─── DATA FOR PROCESSING
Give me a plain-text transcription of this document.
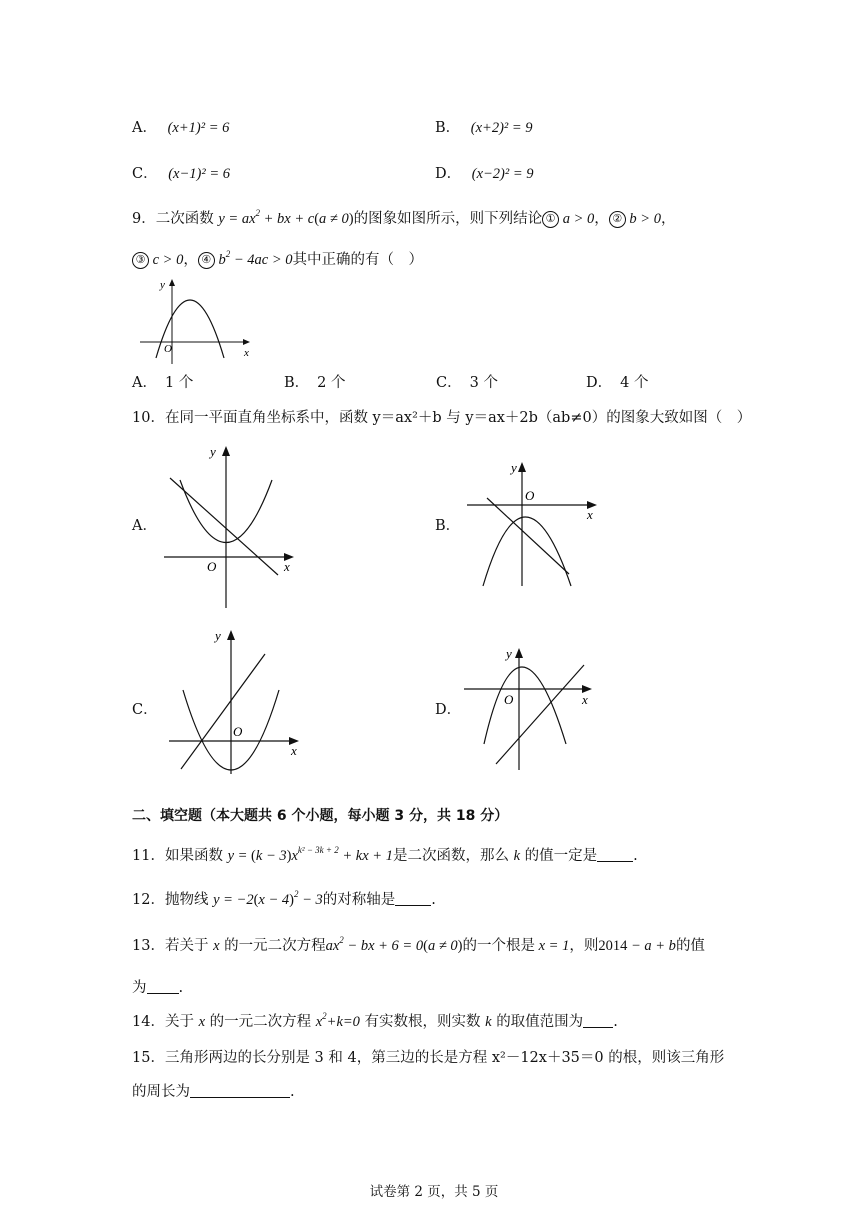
A． (x+1)² = 6	B． (x+2)² = 9
C． (x−1)² = 6	D． (x−2)² = 9
9．二次函数 $y = ax^2$ + bx + c(a ≠ 0)的图象如图所示，则下列结论 ① a > 0， ② b > 0，
③ c > 0， ④ $b^2 - 4ac > 0$其中正确的有（　）
y
x
O
A． 1 个	B． 2 个	C． 3 个	D． 4 个
10．在同一平面直角坐标系中，函数 y＝ax²＋b 与 y＝ax＋2b（ab≠0）的图象大致如图（　）
A．
y
x
O
B．
y
x
O
C．
y
x
O
D．
y
x
O
二、填空题（本大题共 6 个小题，每小题 3 分，共 18 分）
11．如果函数 $y = (k - 3)x^{k^2 - 3k + 2}$ + kx + 1是二次函数，那么 k 的值一定是 .
12．抛物线 $y = -2(x - 4)^2 - 3$的对称轴是 .
13．若关于 x 的一元二次方程$ax^2$ − bx + 6 = 0(a ≠ 0)的一个根是 x = 1，则2014 − a + b的值
为 .
14．关于 x 的一元二次方程 $x^2+k=0$ 有实数根，则实数 k 的取值范围为 .
15．三角形两边的长分别是 3 和 4，第三边的长是方程 x²－12x＋35＝0 的根，则该三角形
的周长为	.
试卷第 2 页，共 5 页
──────
WHAT THE TASK REQUIRES:
Reproduce each record from above exactly; pictures do not belong in the copy.

ANSWER TO THE TASK:
Give me a plain-text transcription of this document.
A． (x+1)² = 6	B． (x+2)² = 9
C． (x−1)² = 6	D． (x−2)² = 9
9．二次函数 $y = ax^2$ + bx + c(a ≠ 0)的图象如图所示，则下列结论 ① a > 0， ② b > 0，
③ c > 0， ④ $b^2 - 4ac > 0$其中正确的有（　）
y
x
O
A． 1 个	B． 2 个	C． 3 个	D． 4 个
10．在同一平面直角坐标系中，函数 y＝ax²＋b 与 y＝ax＋2b（ab≠0）的图象大致如图（　）
A．
y
x
O
B．
y
x
O
C．
y
x
O
D．
y
x
O
二、填空题（本大题共 6 个小题，每小题 3 分，共 18 分）
11．如果函数 $y = (k - 3)x^{k^2 - 3k + 2}$ + kx + 1是二次函数，那么 k 的值一定是 .
12．抛物线 $y = -2(x - 4)^2 - 3$的对称轴是 .
13．若关于 x 的一元二次方程$ax^2$ − bx + 6 = 0(a ≠ 0)的一个根是 x = 1，则2014 − a + b的值
为 .
14．关于 x 的一元二次方程 $x^2+k=0$ 有实数根，则实数 k 的取值范围为 .
15．三角形两边的长分别是 3 和 4，第三边的长是方程 x²－12x＋35＝0 的根，则该三角形
的周长为	.
试卷第 2 页，共 5 页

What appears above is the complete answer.